GIVEN PROBLEM >> In your copy, leave out the pictures; write out all the data exactly.

>>>

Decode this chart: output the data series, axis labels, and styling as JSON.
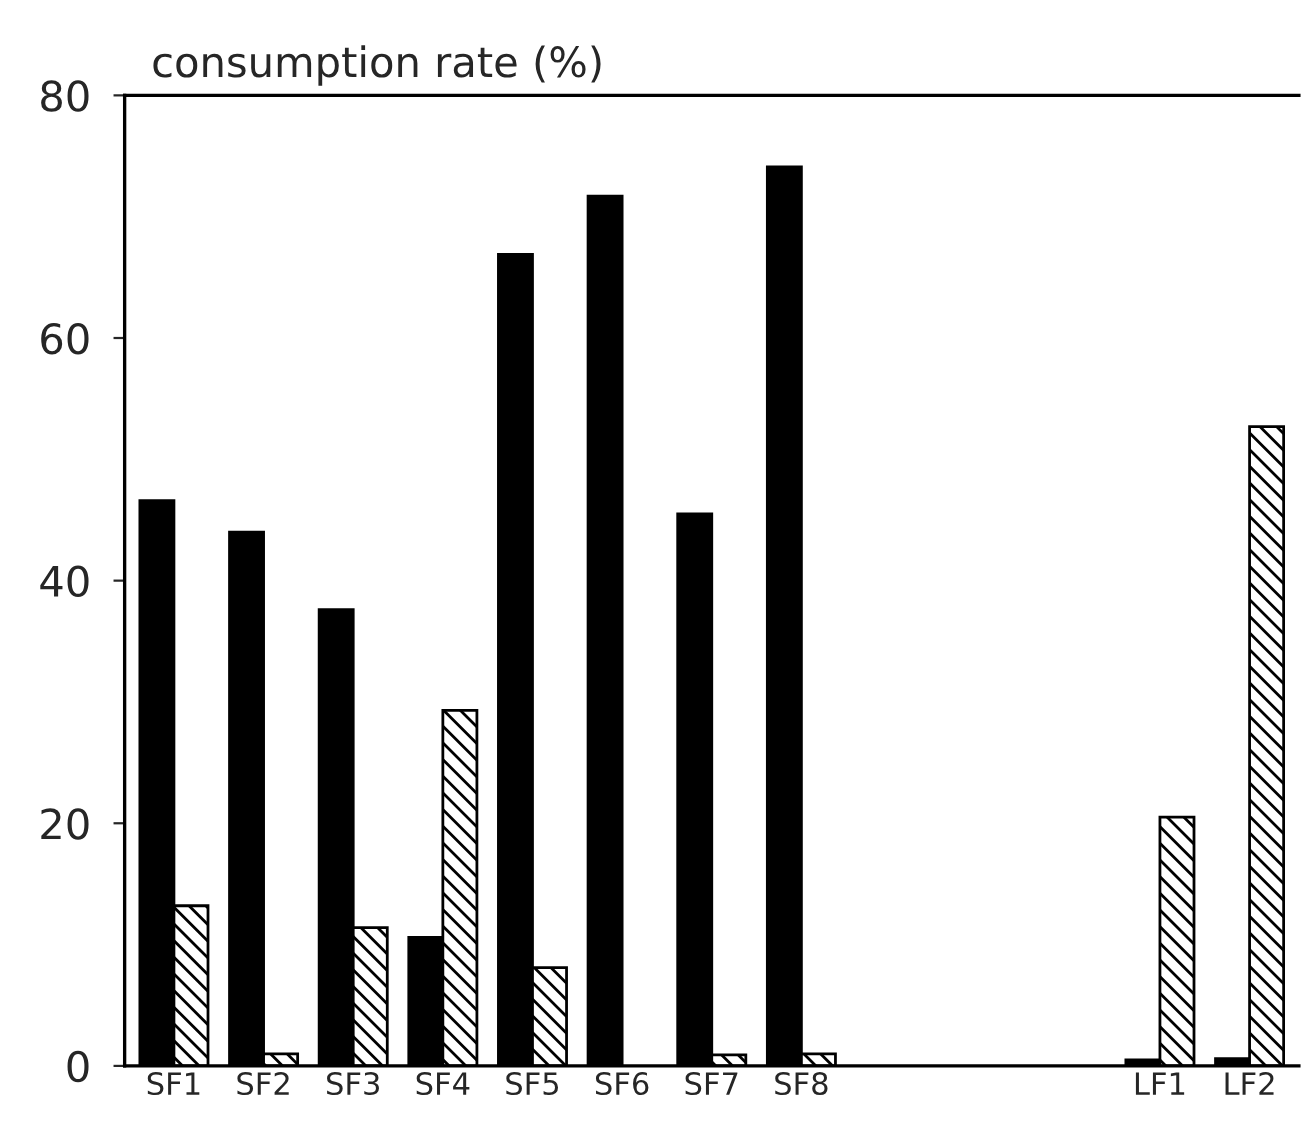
{
  "chart_data": {
    "type": "bar",
    "ylabel": "consumption rate (%)",
    "categories": [
      "SF1",
      "SF2",
      "SF3",
      "SF4",
      "SF5",
      "SF6",
      "SF7",
      "SF8",
      null,
      null,
      null,
      "LF1",
      "LF2"
    ],
    "series": [
      {
        "color": "#000000",
        "values": [
          46.6,
          44.0,
          37.6,
          10.6,
          66.9,
          71.7,
          45.5,
          74.1,
          null,
          null,
          null,
          0.5,
          0.6
        ]
      },
      {
        "color": "#000000",
        "values": [
          13.2,
          1.0,
          11.4,
          29.3,
          8.1,
          null,
          0.9,
          1.0,
          null,
          null,
          null,
          20.5,
          52.7
        ]
      }
    ],
    "ylim": [
      0,
      80
    ],
    "yticks": [
      0,
      20,
      40,
      60,
      80
    ],
    "grid": false,
    "legend": false
  }
}
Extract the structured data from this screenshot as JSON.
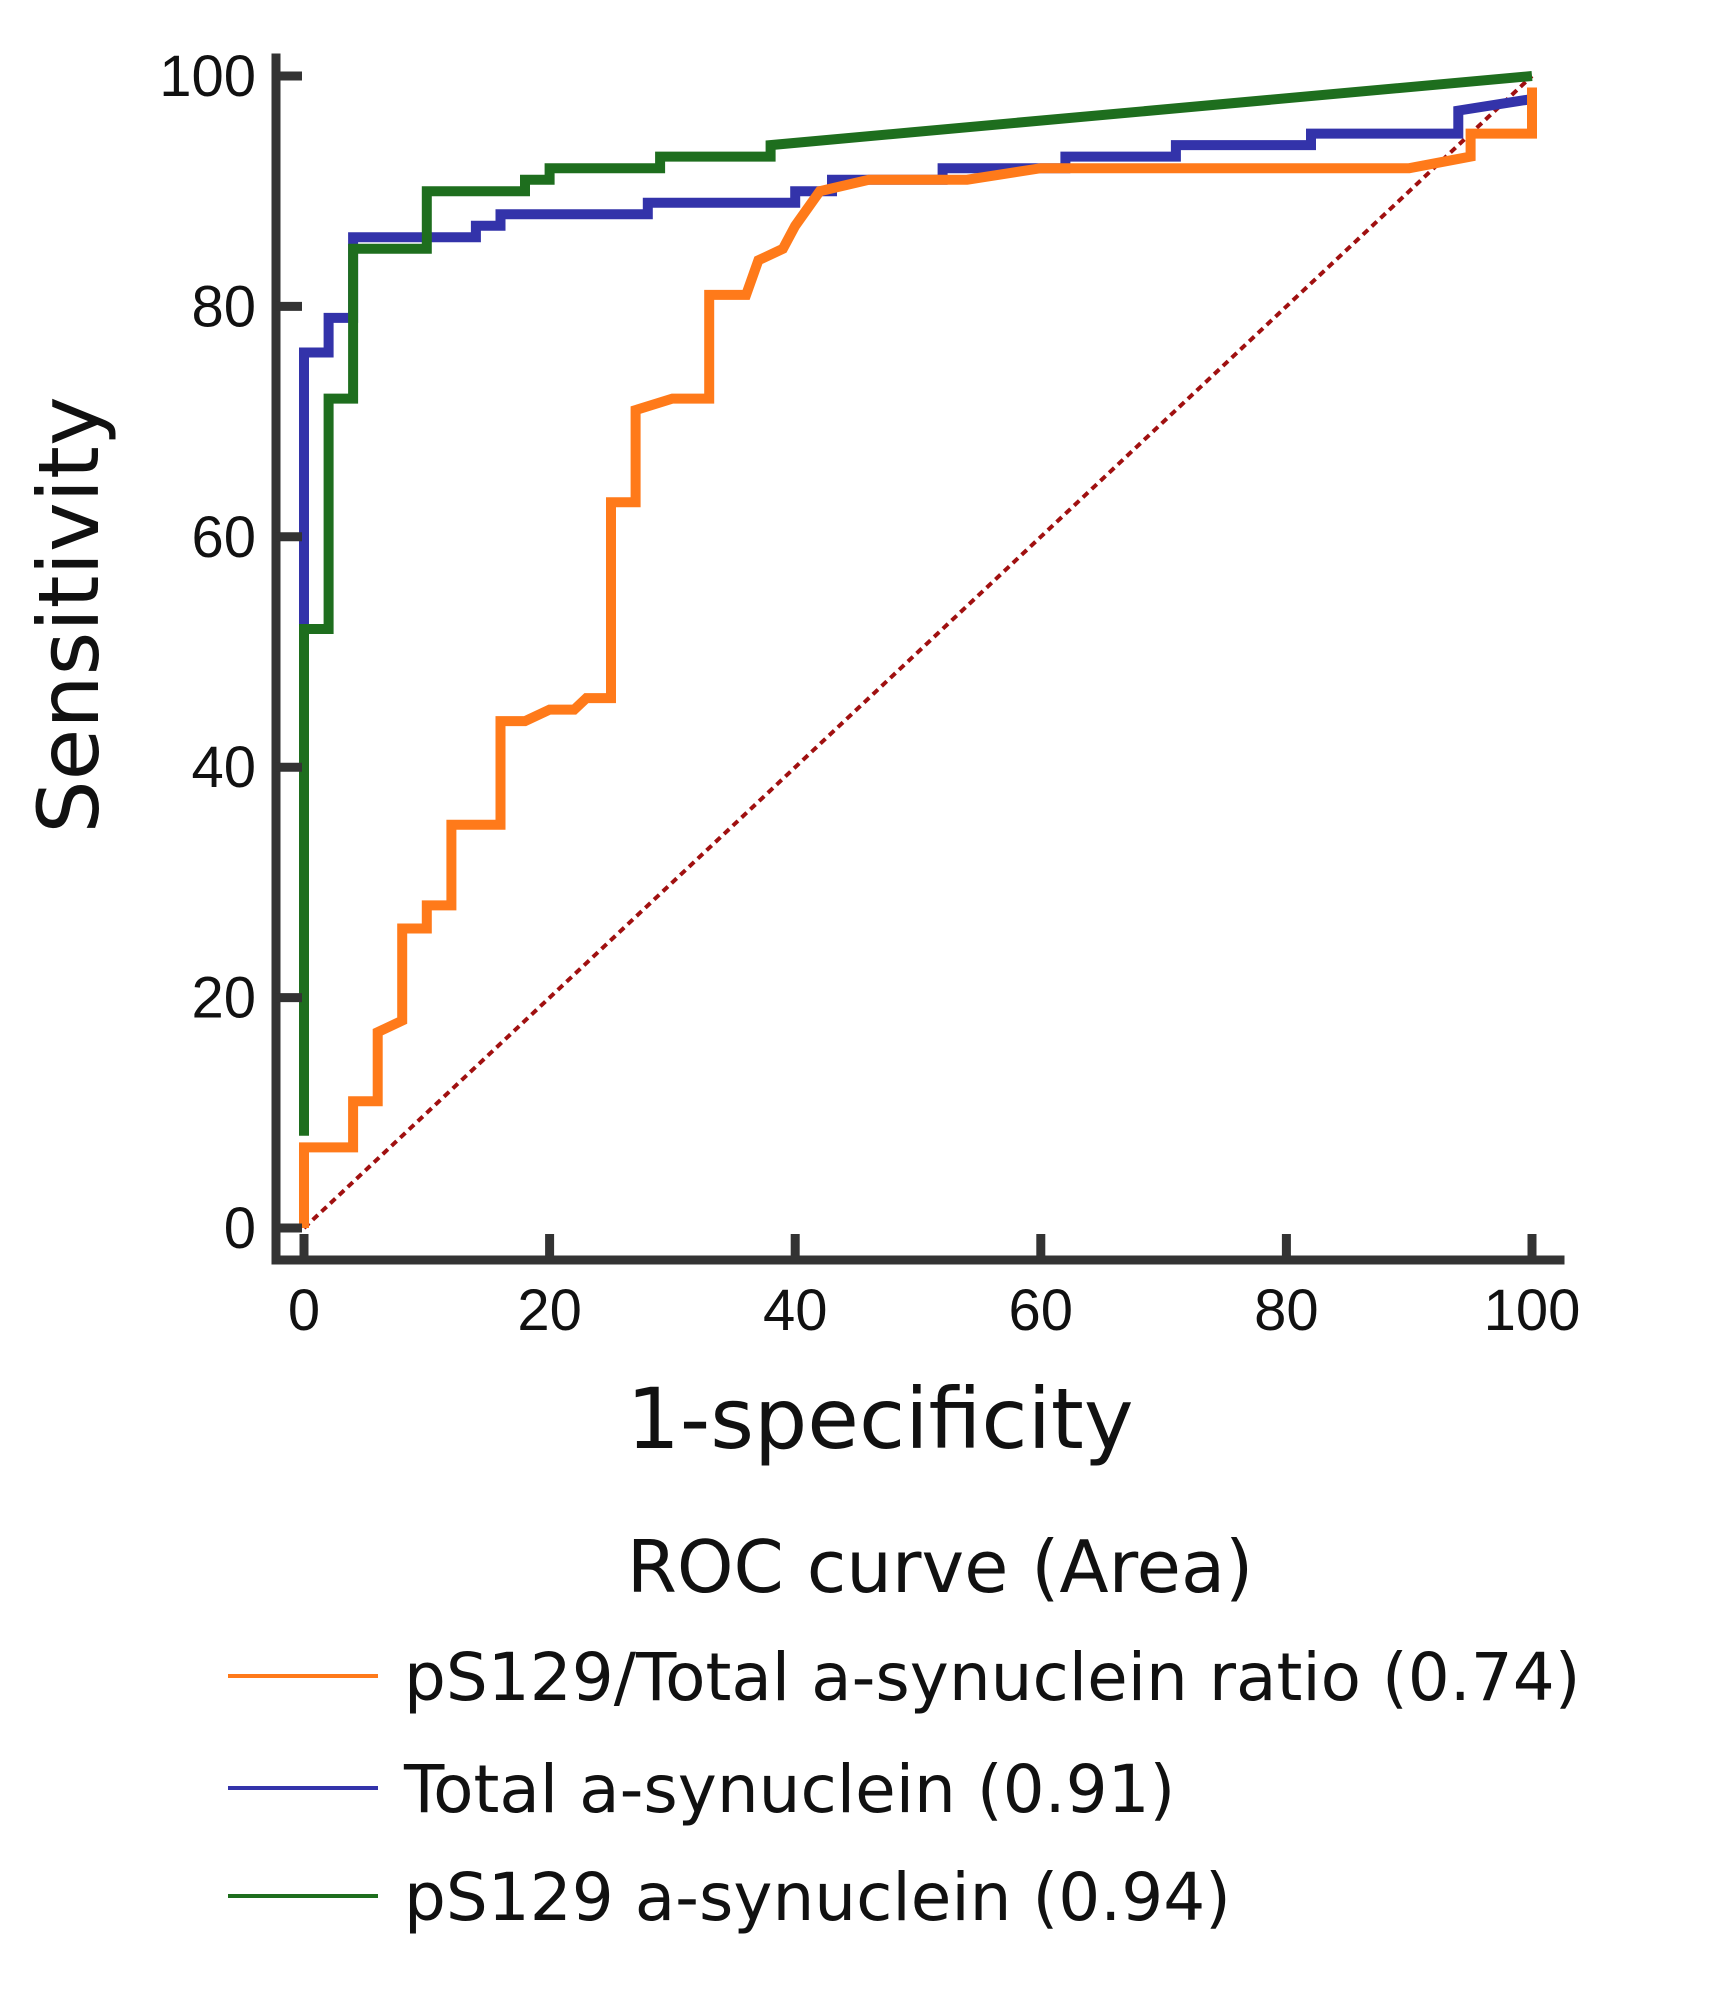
{
  "chart_data": {
    "type": "line",
    "title": "",
    "xlabel": "1-specificity",
    "ylabel": "Sensitivity",
    "xlim": [
      0,
      100
    ],
    "ylim": [
      0,
      100
    ],
    "xticks": [
      0,
      20,
      40,
      60,
      80,
      100
    ],
    "yticks": [
      0,
      20,
      40,
      60,
      80,
      100
    ],
    "grid": false,
    "legend_title": "ROC curve (Area)",
    "legend_position": "bottom",
    "reference_line": {
      "name": "chance",
      "color": "#a01010",
      "style": "dashed",
      "x": [
        0,
        100
      ],
      "y": [
        0,
        100
      ]
    },
    "series": [
      {
        "key": "ratio",
        "name": "pS129/Total a-synuclein ratio (0.74)",
        "color": "#ff7a1a",
        "x": [
          0,
          0,
          4,
          4,
          6,
          6,
          8,
          8,
          10,
          10,
          12,
          12,
          16,
          16,
          18,
          20,
          22,
          23,
          25,
          25,
          27,
          27,
          30,
          33,
          33,
          36,
          37,
          39,
          40,
          42,
          46,
          54,
          60,
          72,
          90,
          95,
          95,
          100,
          100
        ],
        "y": [
          0,
          7,
          7,
          11,
          11,
          17,
          18,
          26,
          26,
          28,
          28,
          35,
          35,
          44,
          44,
          45,
          45,
          46,
          46,
          63,
          63,
          71,
          72,
          72,
          81,
          81,
          84,
          85,
          87,
          90,
          91,
          91,
          92,
          92,
          92,
          93,
          95,
          95,
          99
        ]
      },
      {
        "key": "total",
        "name": "Total a-synuclein (0.91)",
        "color": "#3333aa",
        "x": [
          0,
          0,
          2,
          2,
          4,
          4,
          14,
          14,
          16,
          16,
          28,
          28,
          40,
          40,
          43,
          43,
          52,
          52,
          62,
          62,
          71,
          71,
          82,
          82,
          94,
          94,
          100
        ],
        "y": [
          52,
          76,
          76,
          79,
          79,
          86,
          86,
          87,
          87,
          88,
          88,
          89,
          89,
          90,
          90,
          91,
          91,
          92,
          92,
          93,
          93,
          94,
          94,
          95,
          95,
          97,
          98
        ]
      },
      {
        "key": "ps129",
        "name": "pS129 a-synuclein (0.94)",
        "color": "#1e6e1e",
        "x": [
          0,
          0,
          2,
          2,
          4,
          4,
          10,
          10,
          18,
          18,
          20,
          20,
          29,
          29,
          38,
          38,
          100
        ],
        "y": [
          8,
          52,
          52,
          72,
          72,
          85,
          85,
          90,
          90,
          91,
          91,
          92,
          92,
          93,
          93,
          94,
          100
        ]
      }
    ]
  }
}
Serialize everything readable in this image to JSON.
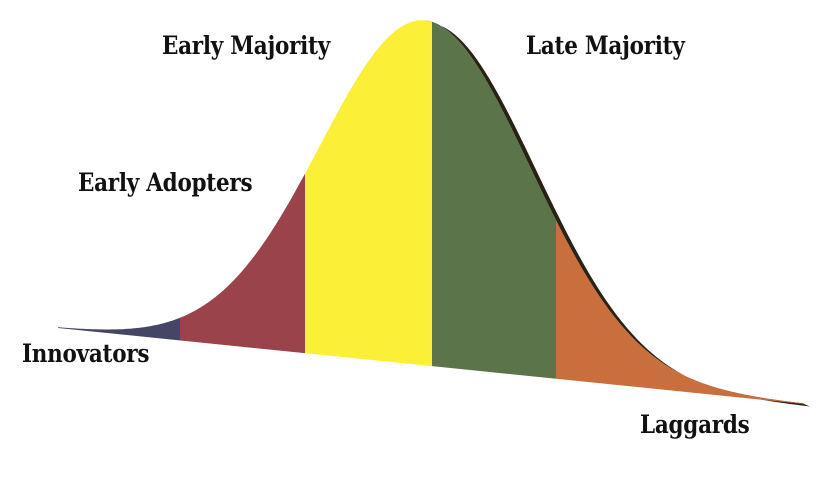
{
  "segments": [
    {
      "key": "innovators",
      "label": "Innovators",
      "color": "#454566"
    },
    {
      "key": "early_adopters",
      "label": "Early Adopters",
      "color": "#9a434a"
    },
    {
      "key": "early_majority",
      "label": "Early Majority",
      "color": "#fbef37"
    },
    {
      "key": "late_majority",
      "label": "Late Majority",
      "color": "#5c7449"
    },
    {
      "key": "laggards",
      "label": "Laggards",
      "color": "#c96e3d"
    }
  ],
  "shadow_color": "#2a2315",
  "background": "#ffffff"
}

<<<

OUTPUT FOR THIS EXERCISE >>
Decode this chart: output the data series, axis labels, and styling as JSON.
{
  "chart_data": {
    "type": "bar",
    "ylabel": "consumption rate (%)",
    "categories": [
      "SF1",
      "SF2",
      "SF3",
      "SF4",
      "SF5",
      "SF6",
      "SF7",
      "SF8",
      null,
      null,
      null,
      "LF1",
      "LF2"
    ],
    "series": [
      {
        "color": "#000000",
        "values": [
          46.6,
          44.0,
          37.6,
          10.6,
          66.9,
          71.7,
          45.5,
          74.1,
          null,
          null,
          null,
          0.5,
          0.6
        ]
      },
      {
        "color": "#000000",
        "values": [
          13.2,
          1.0,
          11.4,
          29.3,
          8.1,
          null,
          0.9,
          1.0,
          null,
          null,
          null,
          20.5,
          52.7
        ]
      }
    ],
    "ylim": [
      0,
      80
    ],
    "yticks": [
      0,
      20,
      40,
      60,
      80
    ],
    "grid": false,
    "legend": false
  }
}
Extract the structured data from this screenshot as JSON.
{
  "chart_data": {
    "type": "line",
    "title": "",
    "xlabel": "1-specificity",
    "ylabel": "Sensitivity",
    "xlim": [
      0,
      100
    ],
    "ylim": [
      0,
      100
    ],
    "xticks": [
      0,
      20,
      40,
      60,
      80,
      100
    ],
    "yticks": [
      0,
      20,
      40,
      60,
      80,
      100
    ],
    "grid": false,
    "legend_title": "ROC curve (Area)",
    "legend_position": "bottom",
    "reference_line": {
      "name": "chance",
      "color": "#a01010",
      "style": "dashed",
      "x": [
        0,
        100
      ],
      "y": [
        0,
        100
      ]
    },
    "series": [
      {
        "key": "ratio",
        "name": "pS129/Total a-synuclein ratio (0.74)",
        "color": "#ff7a1a",
        "x": [
          0,
          0,
          4,
          4,
          6,
          6,
          8,
          8,
          10,
          10,
          12,
          12,
          16,
          16,
          18,
          20,
          22,
          23,
          25,
          25,
          27,
          27,
          30,
          33,
          33,
          36,
          37,
          39,
          40,
          42,
          46,
          54,
          60,
          72,
          90,
          95,
          95,
          100,
          100
        ],
        "y": [
          0,
          7,
          7,
          11,
          11,
          17,
          18,
          26,
          26,
          28,
          28,
          35,
          35,
          44,
          44,
          45,
          45,
          46,
          46,
          63,
          63,
          71,
          72,
          72,
          81,
          81,
          84,
          85,
          87,
          90,
          91,
          91,
          92,
          92,
          92,
          93,
          95,
          95,
          99
        ]
      },
      {
        "key": "total",
        "name": "Total a-synuclein (0.91)",
        "color": "#3333aa",
        "x": [
          0,
          0,
          2,
          2,
          4,
          4,
          14,
          14,
          16,
          16,
          28,
          28,
          40,
          40,
          43,
          43,
          52,
          52,
          62,
          62,
          71,
          71,
          82,
          82,
          94,
          94,
          100
        ],
        "y": [
          52,
          76,
          76,
          79,
          79,
          86,
          86,
          87,
          87,
          88,
          88,
          89,
          89,
          90,
          90,
          91,
          91,
          92,
          92,
          93,
          93,
          94,
          94,
          95,
          95,
          97,
          98
        ]
      },
      {
        "key": "ps129",
        "name": "pS129 a-synuclein (0.94)",
        "color": "#1e6e1e",
        "x": [
          0,
          0,
          2,
          2,
          4,
          4,
          10,
          10,
          18,
          18,
          20,
          20,
          29,
          29,
          38,
          38,
          100
        ],
        "y": [
          8,
          52,
          52,
          72,
          72,
          85,
          85,
          90,
          90,
          91,
          91,
          92,
          92,
          93,
          93,
          94,
          100
        ]
      }
    ]
  }
}
Serialize everything readable in this image to JSON.
{
  "segments": [
    {
      "key": "innovators",
      "label": "Innovators",
      "color": "#454566"
    },
    {
      "key": "early_adopters",
      "label": "Early Adopters",
      "color": "#9a434a"
    },
    {
      "key": "early_majority",
      "label": "Early Majority",
      "color": "#fbef37"
    },
    {
      "key": "late_majority",
      "label": "Late Majority",
      "color": "#5c7449"
    },
    {
      "key": "laggards",
      "label": "Laggards",
      "color": "#c96e3d"
    }
  ],
  "shadow_color": "#2a2315",
  "background": "#ffffff"
}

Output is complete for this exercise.